Task objective:
Quote every line of the material beneath this one.

============================================================

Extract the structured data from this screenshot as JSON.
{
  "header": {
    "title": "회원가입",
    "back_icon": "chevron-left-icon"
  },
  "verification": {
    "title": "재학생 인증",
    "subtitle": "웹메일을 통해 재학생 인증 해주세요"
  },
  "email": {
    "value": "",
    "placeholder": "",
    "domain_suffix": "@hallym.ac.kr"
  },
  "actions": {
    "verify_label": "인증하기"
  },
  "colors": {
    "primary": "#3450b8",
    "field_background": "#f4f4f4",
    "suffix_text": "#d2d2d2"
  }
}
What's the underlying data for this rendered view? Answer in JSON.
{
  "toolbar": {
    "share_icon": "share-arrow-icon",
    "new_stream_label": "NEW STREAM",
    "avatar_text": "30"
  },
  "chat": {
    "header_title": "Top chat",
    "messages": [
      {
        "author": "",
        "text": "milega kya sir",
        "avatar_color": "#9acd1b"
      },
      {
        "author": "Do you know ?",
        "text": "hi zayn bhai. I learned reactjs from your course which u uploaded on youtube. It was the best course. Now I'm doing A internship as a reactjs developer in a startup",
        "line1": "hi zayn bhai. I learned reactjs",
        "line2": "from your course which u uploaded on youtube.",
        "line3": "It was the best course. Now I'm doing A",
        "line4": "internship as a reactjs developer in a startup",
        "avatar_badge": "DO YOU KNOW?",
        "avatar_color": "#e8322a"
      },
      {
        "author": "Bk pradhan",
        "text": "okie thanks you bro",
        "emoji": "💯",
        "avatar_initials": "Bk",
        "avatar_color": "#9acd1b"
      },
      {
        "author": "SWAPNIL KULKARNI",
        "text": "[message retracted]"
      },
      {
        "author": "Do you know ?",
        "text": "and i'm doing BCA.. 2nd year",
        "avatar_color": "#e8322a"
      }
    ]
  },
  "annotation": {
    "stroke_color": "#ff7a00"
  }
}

============================================================

Response:
Extract the structured data from this screenshot as JSON.
{
  "header": {
    "title": "회원가입",
    "back_icon": "chevron-left-icon"
  },
  "verification": {
    "title": "재학생 인증",
    "subtitle": "웹메일을 통해 재학생 인증 해주세요"
  },
  "email": {
    "value": "",
    "placeholder": "",
    "domain_suffix": "@hallym.ac.kr"
  },
  "actions": {
    "verify_label": "인증하기"
  },
  "colors": {
    "primary": "#3450b8",
    "field_background": "#f4f4f4",
    "suffix_text": "#d2d2d2"
  }
}
What's the underlying data for this rendered view? Answer in JSON.
{
  "toolbar": {
    "share_icon": "share-arrow-icon",
    "new_stream_label": "NEW STREAM",
    "avatar_text": "30"
  },
  "chat": {
    "header_title": "Top chat",
    "messages": [
      {
        "author": "",
        "text": "milega kya sir",
        "avatar_color": "#9acd1b"
      },
      {
        "author": "Do you know ?",
        "text": "hi zayn bhai. I learned reactjs from your course which u uploaded on youtube. It was the best course. Now I'm doing A internship as a reactjs developer in a startup",
        "line1": "hi zayn bhai. I learned reactjs",
        "line2": "from your course which u uploaded on youtube.",
        "line3": "It was the best course. Now I'm doing A",
        "line4": "internship as a reactjs developer in a startup",
        "avatar_badge": "DO YOU KNOW?",
        "avatar_color": "#e8322a"
      },
      {
        "author": "Bk pradhan",
        "text": "okie thanks you bro",
        "emoji": "💯",
        "avatar_initials": "Bk",
        "avatar_color": "#9acd1b"
      },
      {
        "author": "SWAPNIL KULKARNI",
        "text": "[message retracted]"
      },
      {
        "author": "Do you know ?",
        "text": "and i'm doing BCA.. 2nd year",
        "avatar_color": "#e8322a"
      }
    ]
  },
  "annotation": {
    "stroke_color": "#ff7a00"
  }
}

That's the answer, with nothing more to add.